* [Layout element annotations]
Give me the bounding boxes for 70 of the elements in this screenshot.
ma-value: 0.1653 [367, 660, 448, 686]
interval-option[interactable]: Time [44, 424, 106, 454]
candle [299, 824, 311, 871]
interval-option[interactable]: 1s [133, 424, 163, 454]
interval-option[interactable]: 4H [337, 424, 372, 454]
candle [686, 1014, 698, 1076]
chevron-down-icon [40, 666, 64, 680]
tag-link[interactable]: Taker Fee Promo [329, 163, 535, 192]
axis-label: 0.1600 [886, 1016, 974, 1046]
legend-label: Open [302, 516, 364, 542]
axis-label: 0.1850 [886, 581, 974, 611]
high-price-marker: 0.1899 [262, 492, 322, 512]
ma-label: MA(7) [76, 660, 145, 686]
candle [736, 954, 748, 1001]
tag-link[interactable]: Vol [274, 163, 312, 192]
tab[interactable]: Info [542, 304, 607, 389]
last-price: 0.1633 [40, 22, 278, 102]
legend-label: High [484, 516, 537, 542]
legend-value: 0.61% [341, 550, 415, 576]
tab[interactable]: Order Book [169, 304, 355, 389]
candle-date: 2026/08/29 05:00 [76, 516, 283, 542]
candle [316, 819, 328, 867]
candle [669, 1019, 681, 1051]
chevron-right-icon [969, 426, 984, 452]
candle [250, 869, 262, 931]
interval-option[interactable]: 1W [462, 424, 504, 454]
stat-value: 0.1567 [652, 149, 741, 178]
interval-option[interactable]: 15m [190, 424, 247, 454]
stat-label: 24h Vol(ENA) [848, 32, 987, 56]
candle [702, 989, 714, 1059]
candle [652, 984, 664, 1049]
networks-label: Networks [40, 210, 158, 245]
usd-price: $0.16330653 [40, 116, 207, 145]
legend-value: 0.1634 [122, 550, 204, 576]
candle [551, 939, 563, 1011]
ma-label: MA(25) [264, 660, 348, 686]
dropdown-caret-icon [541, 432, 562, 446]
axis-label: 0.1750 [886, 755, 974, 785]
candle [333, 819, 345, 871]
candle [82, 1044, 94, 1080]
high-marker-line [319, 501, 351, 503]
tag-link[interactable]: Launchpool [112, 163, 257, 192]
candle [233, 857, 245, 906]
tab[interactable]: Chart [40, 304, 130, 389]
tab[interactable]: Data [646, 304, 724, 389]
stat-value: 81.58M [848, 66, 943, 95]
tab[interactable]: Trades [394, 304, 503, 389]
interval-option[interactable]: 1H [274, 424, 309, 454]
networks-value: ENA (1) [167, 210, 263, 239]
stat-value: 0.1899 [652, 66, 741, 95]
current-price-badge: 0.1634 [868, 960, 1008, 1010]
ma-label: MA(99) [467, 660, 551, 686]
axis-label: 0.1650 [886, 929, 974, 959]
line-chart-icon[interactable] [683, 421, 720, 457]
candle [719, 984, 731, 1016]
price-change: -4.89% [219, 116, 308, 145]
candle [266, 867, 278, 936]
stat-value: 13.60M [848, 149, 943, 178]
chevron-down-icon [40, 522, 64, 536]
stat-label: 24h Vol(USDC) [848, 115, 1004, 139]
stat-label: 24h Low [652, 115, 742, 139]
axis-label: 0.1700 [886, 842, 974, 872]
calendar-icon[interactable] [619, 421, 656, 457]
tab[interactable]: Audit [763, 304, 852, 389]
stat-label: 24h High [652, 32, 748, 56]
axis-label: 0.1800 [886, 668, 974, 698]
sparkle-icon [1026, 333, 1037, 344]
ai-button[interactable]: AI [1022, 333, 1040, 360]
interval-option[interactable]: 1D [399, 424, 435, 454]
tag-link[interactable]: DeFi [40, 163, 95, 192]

* [The exercise] Reproduce every line of the records above without changing anything.

* [Expected answer]
Give me the bounding boxes for 70 of the elements in this screenshot.
ma-value: 0.1653 [367, 660, 448, 686]
interval-option[interactable]: Time [44, 424, 106, 454]
candle [299, 824, 311, 871]
interval-option[interactable]: 1s [133, 424, 163, 454]
interval-option[interactable]: 4H [337, 424, 372, 454]
candle [686, 1014, 698, 1076]
chevron-down-icon [40, 666, 64, 680]
tag-link[interactable]: Taker Fee Promo [329, 163, 535, 192]
axis-label: 0.1600 [886, 1016, 974, 1046]
legend-label: Open [302, 516, 364, 542]
axis-label: 0.1850 [886, 581, 974, 611]
high-price-marker: 0.1899 [262, 492, 322, 512]
ma-label: MA(7) [76, 660, 145, 686]
candle [736, 954, 748, 1001]
tag-link[interactable]: Vol [274, 163, 312, 192]
tab[interactable]: Info [542, 304, 607, 389]
last-price: 0.1633 [40, 22, 278, 102]
legend-label: High [484, 516, 537, 542]
legend-value: 0.61% [341, 550, 415, 576]
tab[interactable]: Order Book [169, 304, 355, 389]
candle-date: 2026/08/29 05:00 [76, 516, 283, 542]
candle [316, 819, 328, 867]
candle [669, 1019, 681, 1051]
chevron-right-icon [969, 426, 984, 452]
candle [250, 869, 262, 931]
interval-option[interactable]: 1W [462, 424, 504, 454]
stat-value: 0.1567 [652, 149, 741, 178]
interval-option[interactable]: 15m [190, 424, 247, 454]
stat-label: 24h Vol(ENA) [848, 32, 987, 56]
candle [702, 989, 714, 1059]
candle [652, 984, 664, 1049]
networks-label: Networks [40, 210, 158, 245]
usd-price: $0.16330653 [40, 116, 207, 145]
legend-value: 0.1634 [122, 550, 204, 576]
candle [551, 939, 563, 1011]
ma-label: MA(25) [264, 660, 348, 686]
dropdown-caret-icon [541, 432, 562, 446]
axis-label: 0.1750 [886, 755, 974, 785]
candle [333, 819, 345, 871]
candle [82, 1044, 94, 1080]
high-marker-line [319, 501, 351, 503]
tag-link[interactable]: Launchpool [112, 163, 257, 192]
candle [233, 857, 245, 906]
tab[interactable]: Chart [40, 304, 130, 389]
tab[interactable]: Data [646, 304, 724, 389]
stat-value: 81.58M [848, 66, 943, 95]
tab[interactable]: Trades [394, 304, 503, 389]
interval-option[interactable]: 1H [274, 424, 309, 454]
networks-value: ENA (1) [167, 210, 263, 239]
stat-value: 0.1899 [652, 66, 741, 95]
current-price-badge: 0.1634 [868, 960, 1008, 1010]
ma-label: MA(99) [467, 660, 551, 686]
axis-label: 0.1650 [886, 929, 974, 959]
line-chart-icon[interactable] [683, 421, 720, 457]
candle [719, 984, 731, 1016]
price-change: -4.89% [219, 116, 308, 145]
candle [266, 867, 278, 936]
stat-value: 13.60M [848, 149, 943, 178]
chevron-down-icon [40, 522, 64, 536]
stat-label: 24h Vol(USDC) [848, 115, 1004, 139]
stat-label: 24h Low [652, 115, 742, 139]
axis-label: 0.1700 [886, 842, 974, 872]
calendar-icon[interactable] [619, 421, 656, 457]
tab[interactable]: Audit [763, 304, 852, 389]
stat-label: 24h High [652, 32, 748, 56]
axis-label: 0.1800 [886, 668, 974, 698]
sparkle-icon [1026, 333, 1037, 344]
ai-button[interactable]: AI [1022, 333, 1040, 360]
interval-option[interactable]: 1D [399, 424, 435, 454]
tag-link[interactable]: DeFi [40, 163, 95, 192]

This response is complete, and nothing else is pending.